[Dataset rows about figures]
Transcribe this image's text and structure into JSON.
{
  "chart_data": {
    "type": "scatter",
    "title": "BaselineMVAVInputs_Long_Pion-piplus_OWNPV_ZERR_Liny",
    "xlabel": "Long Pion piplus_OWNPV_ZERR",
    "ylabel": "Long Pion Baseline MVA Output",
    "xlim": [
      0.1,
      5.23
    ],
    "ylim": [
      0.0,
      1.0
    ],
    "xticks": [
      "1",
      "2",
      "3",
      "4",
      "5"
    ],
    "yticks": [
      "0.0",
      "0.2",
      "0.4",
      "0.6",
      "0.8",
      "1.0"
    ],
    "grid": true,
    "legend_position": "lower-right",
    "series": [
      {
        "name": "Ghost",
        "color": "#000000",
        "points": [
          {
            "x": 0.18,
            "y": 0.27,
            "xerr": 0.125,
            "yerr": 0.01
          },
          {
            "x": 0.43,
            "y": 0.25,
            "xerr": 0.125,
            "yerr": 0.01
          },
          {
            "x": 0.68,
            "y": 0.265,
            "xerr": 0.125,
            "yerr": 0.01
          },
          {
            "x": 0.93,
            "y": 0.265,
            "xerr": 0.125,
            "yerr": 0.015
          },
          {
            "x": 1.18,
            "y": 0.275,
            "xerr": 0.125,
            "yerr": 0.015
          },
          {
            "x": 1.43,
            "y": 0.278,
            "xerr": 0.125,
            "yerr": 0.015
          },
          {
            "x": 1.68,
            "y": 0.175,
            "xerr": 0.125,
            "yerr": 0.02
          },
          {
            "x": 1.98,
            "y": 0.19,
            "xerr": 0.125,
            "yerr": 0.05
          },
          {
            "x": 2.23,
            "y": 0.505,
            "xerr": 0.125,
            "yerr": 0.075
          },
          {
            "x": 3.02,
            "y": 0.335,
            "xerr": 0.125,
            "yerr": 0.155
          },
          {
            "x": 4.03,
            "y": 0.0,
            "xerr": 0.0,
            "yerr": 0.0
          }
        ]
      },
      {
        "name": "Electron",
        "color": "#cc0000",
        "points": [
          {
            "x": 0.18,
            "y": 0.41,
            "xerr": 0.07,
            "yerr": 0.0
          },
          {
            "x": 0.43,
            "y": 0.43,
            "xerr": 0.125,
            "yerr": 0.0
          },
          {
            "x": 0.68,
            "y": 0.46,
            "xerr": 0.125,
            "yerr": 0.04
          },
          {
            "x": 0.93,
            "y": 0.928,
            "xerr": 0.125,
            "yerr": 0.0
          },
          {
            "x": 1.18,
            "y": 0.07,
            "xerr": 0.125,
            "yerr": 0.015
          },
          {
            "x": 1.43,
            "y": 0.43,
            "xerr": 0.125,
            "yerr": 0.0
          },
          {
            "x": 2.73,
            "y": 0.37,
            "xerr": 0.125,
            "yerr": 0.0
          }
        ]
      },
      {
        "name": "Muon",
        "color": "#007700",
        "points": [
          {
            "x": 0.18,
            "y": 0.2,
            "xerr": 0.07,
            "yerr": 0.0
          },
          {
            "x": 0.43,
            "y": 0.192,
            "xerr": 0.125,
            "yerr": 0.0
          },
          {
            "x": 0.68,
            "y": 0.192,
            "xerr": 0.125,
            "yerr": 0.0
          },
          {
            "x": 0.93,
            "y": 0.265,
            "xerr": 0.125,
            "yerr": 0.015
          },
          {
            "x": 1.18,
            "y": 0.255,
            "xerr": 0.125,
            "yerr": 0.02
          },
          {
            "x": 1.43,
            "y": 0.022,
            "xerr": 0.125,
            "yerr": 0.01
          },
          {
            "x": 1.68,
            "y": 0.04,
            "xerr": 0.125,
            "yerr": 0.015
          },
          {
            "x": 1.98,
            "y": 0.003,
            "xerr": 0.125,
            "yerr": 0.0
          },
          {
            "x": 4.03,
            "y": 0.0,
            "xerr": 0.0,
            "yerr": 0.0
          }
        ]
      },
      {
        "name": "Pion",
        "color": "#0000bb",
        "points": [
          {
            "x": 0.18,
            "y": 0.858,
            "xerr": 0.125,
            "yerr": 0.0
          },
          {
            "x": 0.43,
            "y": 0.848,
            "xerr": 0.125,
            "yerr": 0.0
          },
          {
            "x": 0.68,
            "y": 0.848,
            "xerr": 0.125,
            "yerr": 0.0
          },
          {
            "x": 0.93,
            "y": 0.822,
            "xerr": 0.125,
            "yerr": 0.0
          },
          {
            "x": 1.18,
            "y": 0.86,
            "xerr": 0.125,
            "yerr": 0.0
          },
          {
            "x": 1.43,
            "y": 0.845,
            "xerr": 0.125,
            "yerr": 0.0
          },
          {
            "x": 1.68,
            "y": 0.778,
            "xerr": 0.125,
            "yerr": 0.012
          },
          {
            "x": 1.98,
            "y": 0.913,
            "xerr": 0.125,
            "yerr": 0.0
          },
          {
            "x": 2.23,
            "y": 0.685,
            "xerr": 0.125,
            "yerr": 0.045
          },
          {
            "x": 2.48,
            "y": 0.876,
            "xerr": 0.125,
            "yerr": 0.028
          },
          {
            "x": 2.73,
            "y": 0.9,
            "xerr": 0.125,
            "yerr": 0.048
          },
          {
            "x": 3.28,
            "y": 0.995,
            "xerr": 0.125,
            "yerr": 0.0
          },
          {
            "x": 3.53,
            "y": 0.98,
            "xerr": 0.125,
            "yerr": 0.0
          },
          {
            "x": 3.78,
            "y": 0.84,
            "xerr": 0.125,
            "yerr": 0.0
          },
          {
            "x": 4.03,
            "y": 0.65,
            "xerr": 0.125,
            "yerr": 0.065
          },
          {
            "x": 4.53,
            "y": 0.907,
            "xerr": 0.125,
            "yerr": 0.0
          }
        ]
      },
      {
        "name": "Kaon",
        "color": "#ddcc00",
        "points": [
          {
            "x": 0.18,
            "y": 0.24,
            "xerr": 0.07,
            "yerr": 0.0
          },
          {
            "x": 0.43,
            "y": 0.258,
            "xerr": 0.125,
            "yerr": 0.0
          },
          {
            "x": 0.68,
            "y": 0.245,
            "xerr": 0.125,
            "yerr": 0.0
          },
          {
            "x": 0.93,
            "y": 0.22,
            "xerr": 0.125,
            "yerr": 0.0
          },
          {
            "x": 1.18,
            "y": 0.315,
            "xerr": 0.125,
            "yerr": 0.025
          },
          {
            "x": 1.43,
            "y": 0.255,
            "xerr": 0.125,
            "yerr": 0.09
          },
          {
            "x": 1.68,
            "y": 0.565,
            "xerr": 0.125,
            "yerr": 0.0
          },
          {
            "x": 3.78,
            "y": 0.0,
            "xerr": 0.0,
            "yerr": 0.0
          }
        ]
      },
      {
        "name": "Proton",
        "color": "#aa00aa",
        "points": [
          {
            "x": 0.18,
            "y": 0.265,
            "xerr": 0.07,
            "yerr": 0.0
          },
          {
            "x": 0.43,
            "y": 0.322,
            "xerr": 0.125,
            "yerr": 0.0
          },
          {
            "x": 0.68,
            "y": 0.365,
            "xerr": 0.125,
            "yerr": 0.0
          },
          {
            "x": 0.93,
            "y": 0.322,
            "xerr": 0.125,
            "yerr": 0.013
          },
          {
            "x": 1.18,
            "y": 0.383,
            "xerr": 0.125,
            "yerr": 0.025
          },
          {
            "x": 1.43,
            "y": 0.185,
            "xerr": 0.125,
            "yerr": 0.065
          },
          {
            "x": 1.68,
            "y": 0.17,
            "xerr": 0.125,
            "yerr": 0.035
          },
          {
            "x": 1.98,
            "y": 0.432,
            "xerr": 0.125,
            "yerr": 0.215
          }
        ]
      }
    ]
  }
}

Written exercise → Which lines above hold the word "color"? Copy each of them.

Final result →
        "color": "#000000",
        "color": "#cc0000",
        "color": "#007700",
        "color": "#0000bb",
        "color": "#ddcc00",
        "color": "#aa00aa",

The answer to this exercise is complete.